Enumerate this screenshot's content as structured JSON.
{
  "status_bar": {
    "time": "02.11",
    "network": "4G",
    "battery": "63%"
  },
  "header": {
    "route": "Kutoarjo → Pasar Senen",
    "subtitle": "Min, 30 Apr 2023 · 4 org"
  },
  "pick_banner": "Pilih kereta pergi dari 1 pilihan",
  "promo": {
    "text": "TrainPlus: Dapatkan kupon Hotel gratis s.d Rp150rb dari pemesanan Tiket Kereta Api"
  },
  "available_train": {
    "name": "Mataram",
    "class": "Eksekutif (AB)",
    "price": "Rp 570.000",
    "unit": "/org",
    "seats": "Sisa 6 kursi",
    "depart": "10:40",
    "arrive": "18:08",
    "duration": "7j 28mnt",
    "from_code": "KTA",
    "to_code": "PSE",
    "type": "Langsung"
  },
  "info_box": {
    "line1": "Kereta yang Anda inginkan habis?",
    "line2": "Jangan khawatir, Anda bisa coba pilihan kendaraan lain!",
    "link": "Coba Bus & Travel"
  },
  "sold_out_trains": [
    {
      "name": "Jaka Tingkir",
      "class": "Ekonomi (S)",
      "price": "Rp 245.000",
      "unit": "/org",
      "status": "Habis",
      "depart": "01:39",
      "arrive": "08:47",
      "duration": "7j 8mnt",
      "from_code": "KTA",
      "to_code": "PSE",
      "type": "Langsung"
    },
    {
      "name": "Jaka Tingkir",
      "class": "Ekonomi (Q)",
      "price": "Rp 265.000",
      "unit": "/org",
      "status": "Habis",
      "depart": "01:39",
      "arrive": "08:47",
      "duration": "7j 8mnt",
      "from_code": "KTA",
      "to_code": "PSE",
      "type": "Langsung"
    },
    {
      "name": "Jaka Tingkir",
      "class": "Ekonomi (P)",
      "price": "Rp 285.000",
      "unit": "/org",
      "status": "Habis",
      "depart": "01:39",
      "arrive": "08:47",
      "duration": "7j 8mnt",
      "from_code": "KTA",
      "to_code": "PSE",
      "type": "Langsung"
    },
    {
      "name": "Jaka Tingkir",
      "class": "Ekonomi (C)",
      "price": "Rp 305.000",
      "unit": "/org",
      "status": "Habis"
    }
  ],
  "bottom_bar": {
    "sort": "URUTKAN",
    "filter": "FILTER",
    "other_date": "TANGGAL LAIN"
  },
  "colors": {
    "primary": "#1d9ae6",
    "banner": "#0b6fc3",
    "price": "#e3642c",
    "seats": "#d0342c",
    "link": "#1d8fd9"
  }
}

**Exercise requirements:**
Reproduce each record shown above without altering a single word.

**Final result:**
Enumerate this screenshot's content as structured JSON.
{
  "status_bar": {
    "time": "02.11",
    "network": "4G",
    "battery": "63%"
  },
  "header": {
    "route": "Kutoarjo → Pasar Senen",
    "subtitle": "Min, 30 Apr 2023 · 4 org"
  },
  "pick_banner": "Pilih kereta pergi dari 1 pilihan",
  "promo": {
    "text": "TrainPlus: Dapatkan kupon Hotel gratis s.d Rp150rb dari pemesanan Tiket Kereta Api"
  },
  "available_train": {
    "name": "Mataram",
    "class": "Eksekutif (AB)",
    "price": "Rp 570.000",
    "unit": "/org",
    "seats": "Sisa 6 kursi",
    "depart": "10:40",
    "arrive": "18:08",
    "duration": "7j 28mnt",
    "from_code": "KTA",
    "to_code": "PSE",
    "type": "Langsung"
  },
  "info_box": {
    "line1": "Kereta yang Anda inginkan habis?",
    "line2": "Jangan khawatir, Anda bisa coba pilihan kendaraan lain!",
    "link": "Coba Bus & Travel"
  },
  "sold_out_trains": [
    {
      "name": "Jaka Tingkir",
      "class": "Ekonomi (S)",
      "price": "Rp 245.000",
      "unit": "/org",
      "status": "Habis",
      "depart": "01:39",
      "arrive": "08:47",
      "duration": "7j 8mnt",
      "from_code": "KTA",
      "to_code": "PSE",
      "type": "Langsung"
    },
    {
      "name": "Jaka Tingkir",
      "class": "Ekonomi (Q)",
      "price": "Rp 265.000",
      "unit": "/org",
      "status": "Habis",
      "depart": "01:39",
      "arrive": "08:47",
      "duration": "7j 8mnt",
      "from_code": "KTA",
      "to_code": "PSE",
      "type": "Langsung"
    },
    {
      "name": "Jaka Tingkir",
      "class": "Ekonomi (P)",
      "price": "Rp 285.000",
      "unit": "/org",
      "status": "Habis",
      "depart": "01:39",
      "arrive": "08:47",
      "duration": "7j 8mnt",
      "from_code": "KTA",
      "to_code": "PSE",
      "type": "Langsung"
    },
    {
      "name": "Jaka Tingkir",
      "class": "Ekonomi (C)",
      "price": "Rp 305.000",
      "unit": "/org",
      "status": "Habis"
    }
  ],
  "bottom_bar": {
    "sort": "URUTKAN",
    "filter": "FILTER",
    "other_date": "TANGGAL LAIN"
  },
  "colors": {
    "primary": "#1d9ae6",
    "banner": "#0b6fc3",
    "price": "#e3642c",
    "seats": "#d0342c",
    "link": "#1d8fd9"
  }
}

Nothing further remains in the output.